Task objective - Report how many lines contain "initiatives", with no other words.

** START **

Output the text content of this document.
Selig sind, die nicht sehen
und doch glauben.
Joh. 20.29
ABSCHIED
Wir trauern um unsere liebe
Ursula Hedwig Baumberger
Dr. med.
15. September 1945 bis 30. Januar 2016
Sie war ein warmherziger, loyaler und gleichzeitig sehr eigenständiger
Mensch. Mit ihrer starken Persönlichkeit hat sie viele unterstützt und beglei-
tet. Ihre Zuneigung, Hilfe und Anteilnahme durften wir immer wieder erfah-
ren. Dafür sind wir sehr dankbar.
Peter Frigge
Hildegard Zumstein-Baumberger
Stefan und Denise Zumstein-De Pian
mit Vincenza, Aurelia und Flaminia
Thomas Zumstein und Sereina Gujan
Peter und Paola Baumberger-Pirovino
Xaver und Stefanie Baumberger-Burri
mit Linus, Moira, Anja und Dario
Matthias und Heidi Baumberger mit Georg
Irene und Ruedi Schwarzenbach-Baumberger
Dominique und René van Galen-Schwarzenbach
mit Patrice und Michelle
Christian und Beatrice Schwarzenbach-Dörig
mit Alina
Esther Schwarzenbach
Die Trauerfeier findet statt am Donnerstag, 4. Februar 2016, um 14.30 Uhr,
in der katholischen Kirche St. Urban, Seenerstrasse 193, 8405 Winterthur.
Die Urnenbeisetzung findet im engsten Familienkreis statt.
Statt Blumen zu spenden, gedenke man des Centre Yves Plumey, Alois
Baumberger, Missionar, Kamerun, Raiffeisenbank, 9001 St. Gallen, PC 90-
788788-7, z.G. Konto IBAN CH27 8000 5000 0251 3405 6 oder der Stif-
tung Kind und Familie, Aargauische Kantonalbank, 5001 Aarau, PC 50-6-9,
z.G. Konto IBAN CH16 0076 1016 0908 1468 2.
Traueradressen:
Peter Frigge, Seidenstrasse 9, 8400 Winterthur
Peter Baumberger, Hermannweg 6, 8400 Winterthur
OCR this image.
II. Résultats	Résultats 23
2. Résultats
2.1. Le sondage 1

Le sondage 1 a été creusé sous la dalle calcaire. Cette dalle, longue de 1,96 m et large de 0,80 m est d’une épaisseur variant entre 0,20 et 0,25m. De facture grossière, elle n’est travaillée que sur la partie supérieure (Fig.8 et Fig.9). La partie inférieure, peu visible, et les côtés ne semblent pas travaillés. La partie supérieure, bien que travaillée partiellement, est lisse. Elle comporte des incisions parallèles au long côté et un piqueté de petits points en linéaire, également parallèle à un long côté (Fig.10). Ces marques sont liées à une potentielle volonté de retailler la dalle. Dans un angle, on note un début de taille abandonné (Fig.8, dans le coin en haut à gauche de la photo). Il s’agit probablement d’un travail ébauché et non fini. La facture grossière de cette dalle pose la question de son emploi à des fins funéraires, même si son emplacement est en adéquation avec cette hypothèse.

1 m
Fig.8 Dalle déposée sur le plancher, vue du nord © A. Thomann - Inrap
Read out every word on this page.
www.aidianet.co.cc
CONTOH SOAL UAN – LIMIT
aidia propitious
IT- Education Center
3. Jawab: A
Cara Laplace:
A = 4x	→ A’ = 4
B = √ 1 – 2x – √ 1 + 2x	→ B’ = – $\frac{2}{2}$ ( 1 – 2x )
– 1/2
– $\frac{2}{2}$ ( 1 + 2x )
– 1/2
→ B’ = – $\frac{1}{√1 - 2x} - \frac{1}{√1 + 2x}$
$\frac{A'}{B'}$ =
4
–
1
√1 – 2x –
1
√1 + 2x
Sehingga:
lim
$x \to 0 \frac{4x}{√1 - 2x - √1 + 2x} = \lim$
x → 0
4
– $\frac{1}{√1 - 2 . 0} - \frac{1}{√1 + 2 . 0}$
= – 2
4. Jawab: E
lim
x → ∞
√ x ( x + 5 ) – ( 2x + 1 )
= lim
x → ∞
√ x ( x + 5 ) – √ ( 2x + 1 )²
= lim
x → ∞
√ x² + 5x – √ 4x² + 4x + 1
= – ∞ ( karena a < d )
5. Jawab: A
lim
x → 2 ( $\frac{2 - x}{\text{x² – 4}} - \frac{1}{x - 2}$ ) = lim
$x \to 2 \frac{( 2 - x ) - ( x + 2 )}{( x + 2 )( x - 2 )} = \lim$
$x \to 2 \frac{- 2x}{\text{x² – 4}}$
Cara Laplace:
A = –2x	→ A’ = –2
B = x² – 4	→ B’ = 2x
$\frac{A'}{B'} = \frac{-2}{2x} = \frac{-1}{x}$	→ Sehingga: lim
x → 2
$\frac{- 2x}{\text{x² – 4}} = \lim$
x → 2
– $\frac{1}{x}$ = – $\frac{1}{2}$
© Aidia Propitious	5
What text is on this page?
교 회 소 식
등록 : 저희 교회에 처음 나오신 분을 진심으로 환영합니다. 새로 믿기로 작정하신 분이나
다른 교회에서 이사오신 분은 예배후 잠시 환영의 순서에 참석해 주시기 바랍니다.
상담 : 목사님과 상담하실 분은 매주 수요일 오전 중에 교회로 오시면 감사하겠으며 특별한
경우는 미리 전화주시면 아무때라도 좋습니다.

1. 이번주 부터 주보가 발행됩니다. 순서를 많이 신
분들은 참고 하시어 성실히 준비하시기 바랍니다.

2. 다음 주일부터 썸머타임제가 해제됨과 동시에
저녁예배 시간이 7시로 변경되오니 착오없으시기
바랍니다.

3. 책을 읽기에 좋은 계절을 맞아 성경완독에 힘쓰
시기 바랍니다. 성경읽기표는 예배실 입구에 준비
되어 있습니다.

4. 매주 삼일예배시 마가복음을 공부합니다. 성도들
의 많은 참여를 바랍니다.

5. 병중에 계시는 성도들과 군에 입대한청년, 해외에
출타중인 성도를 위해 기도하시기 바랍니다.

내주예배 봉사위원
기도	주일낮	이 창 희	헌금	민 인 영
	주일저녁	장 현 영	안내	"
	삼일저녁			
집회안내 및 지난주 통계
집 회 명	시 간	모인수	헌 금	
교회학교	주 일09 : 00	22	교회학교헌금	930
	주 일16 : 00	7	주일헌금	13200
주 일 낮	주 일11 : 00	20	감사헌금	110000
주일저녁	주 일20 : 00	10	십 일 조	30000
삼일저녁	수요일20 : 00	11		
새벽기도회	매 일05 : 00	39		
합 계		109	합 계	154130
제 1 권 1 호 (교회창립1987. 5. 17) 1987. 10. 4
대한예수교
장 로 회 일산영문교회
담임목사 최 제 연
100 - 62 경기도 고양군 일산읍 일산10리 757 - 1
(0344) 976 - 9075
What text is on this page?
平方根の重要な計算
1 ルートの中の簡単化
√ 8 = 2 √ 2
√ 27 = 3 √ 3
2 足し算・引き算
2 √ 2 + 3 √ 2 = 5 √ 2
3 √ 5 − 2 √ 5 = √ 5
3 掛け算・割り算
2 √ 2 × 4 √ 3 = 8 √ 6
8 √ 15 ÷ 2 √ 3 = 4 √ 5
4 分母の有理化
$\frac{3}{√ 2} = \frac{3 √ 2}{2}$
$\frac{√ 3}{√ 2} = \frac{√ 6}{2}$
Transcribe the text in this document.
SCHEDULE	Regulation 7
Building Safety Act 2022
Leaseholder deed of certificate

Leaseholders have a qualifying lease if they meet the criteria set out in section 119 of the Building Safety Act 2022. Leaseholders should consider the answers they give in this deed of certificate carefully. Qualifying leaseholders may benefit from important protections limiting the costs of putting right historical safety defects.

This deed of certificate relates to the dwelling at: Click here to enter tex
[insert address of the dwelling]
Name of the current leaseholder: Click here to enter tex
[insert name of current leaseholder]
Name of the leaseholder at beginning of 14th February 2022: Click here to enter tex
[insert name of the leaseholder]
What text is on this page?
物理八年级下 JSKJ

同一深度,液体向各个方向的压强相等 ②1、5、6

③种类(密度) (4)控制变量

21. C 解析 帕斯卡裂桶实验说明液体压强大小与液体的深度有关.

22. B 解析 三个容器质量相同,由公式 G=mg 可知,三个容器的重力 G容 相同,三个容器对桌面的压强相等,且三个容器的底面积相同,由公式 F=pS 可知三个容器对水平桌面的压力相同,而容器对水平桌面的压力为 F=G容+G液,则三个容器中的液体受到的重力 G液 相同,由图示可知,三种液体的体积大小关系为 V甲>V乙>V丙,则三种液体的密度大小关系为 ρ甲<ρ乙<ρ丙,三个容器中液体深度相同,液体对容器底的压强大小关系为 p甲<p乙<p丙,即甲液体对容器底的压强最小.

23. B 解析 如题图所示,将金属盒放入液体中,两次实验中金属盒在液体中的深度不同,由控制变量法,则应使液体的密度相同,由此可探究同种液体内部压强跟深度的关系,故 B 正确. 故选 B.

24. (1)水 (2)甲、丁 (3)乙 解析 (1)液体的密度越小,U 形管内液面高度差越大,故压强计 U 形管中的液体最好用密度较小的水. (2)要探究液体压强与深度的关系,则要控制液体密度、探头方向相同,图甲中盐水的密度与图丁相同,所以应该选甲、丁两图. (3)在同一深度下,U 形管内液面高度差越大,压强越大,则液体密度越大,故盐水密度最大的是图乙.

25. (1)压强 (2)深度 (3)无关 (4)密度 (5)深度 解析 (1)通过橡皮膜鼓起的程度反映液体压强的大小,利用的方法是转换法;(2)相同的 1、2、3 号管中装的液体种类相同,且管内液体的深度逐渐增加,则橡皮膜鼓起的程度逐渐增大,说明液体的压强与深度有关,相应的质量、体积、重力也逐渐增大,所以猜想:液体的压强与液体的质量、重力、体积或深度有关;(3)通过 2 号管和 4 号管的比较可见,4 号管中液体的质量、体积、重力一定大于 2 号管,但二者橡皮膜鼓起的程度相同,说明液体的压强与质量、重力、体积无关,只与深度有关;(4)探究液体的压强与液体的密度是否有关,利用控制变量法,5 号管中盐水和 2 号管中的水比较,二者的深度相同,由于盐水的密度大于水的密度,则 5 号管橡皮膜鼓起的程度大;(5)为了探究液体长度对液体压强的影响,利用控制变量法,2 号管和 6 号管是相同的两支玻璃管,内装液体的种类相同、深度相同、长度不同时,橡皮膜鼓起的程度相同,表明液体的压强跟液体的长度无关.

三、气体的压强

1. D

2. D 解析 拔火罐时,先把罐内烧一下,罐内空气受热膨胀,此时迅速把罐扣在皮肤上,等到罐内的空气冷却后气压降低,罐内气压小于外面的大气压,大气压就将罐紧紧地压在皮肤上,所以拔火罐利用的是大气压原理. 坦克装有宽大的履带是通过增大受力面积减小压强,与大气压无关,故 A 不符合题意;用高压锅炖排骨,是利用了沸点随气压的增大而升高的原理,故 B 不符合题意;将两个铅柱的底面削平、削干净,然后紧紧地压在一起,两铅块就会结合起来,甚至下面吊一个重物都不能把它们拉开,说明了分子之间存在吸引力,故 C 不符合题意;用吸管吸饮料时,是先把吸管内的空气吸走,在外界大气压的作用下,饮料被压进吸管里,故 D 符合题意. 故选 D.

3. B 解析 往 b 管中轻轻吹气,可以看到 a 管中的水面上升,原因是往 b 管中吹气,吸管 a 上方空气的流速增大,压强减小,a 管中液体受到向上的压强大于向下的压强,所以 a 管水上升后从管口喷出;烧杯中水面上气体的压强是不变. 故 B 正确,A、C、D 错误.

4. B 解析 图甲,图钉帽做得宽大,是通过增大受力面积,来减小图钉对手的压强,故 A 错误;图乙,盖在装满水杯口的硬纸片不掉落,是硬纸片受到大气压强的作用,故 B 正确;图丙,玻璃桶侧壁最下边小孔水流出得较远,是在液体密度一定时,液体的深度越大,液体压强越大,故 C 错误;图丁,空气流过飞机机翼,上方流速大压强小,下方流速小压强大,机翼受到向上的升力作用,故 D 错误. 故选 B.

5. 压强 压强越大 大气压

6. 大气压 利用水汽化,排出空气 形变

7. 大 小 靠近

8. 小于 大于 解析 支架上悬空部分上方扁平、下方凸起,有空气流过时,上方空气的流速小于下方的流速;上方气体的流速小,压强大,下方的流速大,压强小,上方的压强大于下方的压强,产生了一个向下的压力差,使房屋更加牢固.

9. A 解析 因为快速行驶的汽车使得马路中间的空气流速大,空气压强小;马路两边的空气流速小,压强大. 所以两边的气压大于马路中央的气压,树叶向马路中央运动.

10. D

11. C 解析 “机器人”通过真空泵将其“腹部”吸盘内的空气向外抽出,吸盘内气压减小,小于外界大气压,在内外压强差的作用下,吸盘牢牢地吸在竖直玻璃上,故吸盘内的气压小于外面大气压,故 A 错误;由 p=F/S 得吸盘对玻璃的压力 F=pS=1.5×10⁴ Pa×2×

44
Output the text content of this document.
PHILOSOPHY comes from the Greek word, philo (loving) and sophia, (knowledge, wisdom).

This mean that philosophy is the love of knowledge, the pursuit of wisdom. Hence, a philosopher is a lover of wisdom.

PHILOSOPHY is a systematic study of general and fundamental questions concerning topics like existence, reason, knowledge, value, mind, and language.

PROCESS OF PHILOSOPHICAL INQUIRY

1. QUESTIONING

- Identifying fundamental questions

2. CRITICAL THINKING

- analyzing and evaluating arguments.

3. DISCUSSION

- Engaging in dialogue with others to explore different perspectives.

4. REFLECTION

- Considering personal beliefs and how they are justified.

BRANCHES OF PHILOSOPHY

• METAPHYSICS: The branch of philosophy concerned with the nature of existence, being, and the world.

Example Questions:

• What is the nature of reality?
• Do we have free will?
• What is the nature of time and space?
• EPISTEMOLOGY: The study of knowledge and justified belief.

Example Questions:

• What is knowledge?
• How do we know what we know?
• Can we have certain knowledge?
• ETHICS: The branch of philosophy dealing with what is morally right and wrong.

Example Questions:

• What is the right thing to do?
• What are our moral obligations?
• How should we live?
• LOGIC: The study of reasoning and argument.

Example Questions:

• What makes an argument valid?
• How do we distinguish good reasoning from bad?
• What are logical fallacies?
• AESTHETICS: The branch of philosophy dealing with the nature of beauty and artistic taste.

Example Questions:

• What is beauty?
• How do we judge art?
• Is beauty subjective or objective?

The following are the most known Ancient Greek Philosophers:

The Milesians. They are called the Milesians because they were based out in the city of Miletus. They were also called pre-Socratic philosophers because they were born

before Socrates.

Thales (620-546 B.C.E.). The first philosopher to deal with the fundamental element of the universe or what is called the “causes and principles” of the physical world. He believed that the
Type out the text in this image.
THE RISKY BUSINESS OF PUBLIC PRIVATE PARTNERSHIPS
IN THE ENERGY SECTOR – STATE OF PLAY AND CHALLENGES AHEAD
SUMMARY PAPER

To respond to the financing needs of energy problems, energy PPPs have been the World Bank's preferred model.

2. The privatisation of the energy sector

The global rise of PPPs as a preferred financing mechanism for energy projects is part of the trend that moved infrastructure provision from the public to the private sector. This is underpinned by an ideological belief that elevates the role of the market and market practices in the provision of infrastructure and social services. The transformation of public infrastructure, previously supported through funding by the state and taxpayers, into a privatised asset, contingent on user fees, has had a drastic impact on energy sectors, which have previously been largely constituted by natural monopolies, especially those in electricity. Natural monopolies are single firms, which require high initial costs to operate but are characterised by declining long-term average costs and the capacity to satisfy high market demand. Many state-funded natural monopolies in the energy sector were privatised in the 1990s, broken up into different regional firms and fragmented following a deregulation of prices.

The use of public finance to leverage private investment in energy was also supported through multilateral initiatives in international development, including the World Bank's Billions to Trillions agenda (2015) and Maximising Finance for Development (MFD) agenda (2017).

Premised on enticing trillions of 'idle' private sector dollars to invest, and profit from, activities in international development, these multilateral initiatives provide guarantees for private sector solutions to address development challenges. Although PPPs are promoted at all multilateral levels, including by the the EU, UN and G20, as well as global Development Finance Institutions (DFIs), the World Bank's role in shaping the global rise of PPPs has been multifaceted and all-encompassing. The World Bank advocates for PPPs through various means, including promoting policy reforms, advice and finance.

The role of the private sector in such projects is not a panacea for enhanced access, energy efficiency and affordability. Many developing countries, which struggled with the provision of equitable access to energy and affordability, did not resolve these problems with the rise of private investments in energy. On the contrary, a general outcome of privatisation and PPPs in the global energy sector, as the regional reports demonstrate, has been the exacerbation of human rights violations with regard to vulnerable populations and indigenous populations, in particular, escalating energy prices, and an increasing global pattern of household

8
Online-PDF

** END **

Reply - 2